* Task details
Count how many lines in the material below hold the word "Республике"; the reply is that number alone.

......

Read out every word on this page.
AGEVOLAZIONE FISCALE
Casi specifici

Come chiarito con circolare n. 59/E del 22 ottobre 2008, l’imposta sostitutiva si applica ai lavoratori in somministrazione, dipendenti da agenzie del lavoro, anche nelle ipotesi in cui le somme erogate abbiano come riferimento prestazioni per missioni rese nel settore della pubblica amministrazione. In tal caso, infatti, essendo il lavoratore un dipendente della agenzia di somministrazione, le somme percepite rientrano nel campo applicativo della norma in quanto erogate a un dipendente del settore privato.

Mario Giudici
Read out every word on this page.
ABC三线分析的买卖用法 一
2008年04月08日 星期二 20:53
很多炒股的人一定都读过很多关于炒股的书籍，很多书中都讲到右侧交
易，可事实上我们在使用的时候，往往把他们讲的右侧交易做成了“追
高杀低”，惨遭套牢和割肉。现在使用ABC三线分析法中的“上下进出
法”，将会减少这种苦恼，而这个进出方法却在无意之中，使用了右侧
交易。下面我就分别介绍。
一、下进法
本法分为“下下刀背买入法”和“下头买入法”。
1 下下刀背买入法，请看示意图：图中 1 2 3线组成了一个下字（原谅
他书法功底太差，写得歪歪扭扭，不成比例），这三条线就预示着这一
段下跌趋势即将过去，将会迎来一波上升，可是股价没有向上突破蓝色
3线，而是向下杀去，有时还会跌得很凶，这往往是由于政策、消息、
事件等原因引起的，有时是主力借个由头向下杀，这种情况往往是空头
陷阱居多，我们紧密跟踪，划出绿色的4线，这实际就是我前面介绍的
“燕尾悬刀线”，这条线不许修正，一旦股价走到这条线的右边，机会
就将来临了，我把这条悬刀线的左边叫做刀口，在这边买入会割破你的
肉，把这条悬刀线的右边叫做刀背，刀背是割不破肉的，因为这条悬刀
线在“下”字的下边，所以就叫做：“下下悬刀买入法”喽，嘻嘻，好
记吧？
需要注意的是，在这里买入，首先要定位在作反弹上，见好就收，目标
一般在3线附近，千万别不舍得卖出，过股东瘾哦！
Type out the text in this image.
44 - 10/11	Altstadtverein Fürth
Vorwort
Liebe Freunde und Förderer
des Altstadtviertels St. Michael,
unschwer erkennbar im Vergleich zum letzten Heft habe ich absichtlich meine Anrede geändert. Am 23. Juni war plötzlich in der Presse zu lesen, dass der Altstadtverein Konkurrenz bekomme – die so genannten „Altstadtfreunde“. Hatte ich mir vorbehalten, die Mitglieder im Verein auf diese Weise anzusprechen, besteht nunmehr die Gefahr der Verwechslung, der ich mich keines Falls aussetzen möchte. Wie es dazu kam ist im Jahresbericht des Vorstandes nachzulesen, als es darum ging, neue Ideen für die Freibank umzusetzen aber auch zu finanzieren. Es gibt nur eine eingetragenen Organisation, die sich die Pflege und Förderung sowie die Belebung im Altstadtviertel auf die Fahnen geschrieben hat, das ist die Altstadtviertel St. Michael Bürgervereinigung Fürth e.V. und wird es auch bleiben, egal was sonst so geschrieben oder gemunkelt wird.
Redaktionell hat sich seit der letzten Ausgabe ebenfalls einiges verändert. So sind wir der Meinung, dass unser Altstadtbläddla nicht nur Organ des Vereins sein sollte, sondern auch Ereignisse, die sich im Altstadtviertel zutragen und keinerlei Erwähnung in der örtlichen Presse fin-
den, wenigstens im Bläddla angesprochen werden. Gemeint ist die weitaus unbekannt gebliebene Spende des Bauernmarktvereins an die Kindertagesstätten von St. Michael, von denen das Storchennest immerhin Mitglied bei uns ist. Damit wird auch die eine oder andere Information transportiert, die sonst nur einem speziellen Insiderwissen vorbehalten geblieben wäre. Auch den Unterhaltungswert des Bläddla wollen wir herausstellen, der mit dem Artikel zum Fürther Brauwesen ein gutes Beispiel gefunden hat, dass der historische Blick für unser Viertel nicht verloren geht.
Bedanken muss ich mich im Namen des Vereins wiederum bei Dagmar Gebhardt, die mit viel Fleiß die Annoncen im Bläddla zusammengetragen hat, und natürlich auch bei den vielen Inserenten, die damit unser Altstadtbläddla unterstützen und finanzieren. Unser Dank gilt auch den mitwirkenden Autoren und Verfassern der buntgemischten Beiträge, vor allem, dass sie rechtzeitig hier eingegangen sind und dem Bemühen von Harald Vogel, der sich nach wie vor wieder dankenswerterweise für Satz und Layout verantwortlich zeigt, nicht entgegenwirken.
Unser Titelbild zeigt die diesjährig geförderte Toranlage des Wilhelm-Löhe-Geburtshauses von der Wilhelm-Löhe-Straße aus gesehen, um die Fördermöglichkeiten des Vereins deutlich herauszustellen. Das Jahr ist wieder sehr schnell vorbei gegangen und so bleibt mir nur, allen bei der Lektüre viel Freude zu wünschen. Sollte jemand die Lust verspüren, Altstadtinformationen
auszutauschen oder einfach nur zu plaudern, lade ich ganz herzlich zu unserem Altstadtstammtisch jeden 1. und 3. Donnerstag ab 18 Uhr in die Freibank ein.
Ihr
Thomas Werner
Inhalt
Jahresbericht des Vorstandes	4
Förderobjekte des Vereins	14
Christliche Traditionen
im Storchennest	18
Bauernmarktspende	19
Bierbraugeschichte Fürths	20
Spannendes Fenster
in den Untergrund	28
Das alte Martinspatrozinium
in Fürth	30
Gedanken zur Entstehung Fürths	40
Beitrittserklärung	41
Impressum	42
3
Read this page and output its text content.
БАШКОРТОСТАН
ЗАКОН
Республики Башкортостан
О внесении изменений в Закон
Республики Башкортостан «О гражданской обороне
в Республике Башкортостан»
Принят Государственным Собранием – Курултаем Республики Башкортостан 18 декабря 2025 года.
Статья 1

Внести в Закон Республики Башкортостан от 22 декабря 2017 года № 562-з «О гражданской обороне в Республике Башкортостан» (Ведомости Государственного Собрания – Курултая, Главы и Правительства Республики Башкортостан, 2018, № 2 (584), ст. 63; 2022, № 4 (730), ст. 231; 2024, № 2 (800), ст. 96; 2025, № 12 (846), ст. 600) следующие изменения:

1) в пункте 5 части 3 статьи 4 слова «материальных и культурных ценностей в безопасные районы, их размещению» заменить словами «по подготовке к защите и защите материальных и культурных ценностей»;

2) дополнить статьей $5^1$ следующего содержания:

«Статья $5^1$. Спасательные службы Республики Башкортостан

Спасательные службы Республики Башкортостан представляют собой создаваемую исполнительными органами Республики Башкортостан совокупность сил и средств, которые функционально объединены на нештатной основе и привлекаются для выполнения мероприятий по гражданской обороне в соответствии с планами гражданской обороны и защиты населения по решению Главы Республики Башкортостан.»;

......

* Solution to this task
2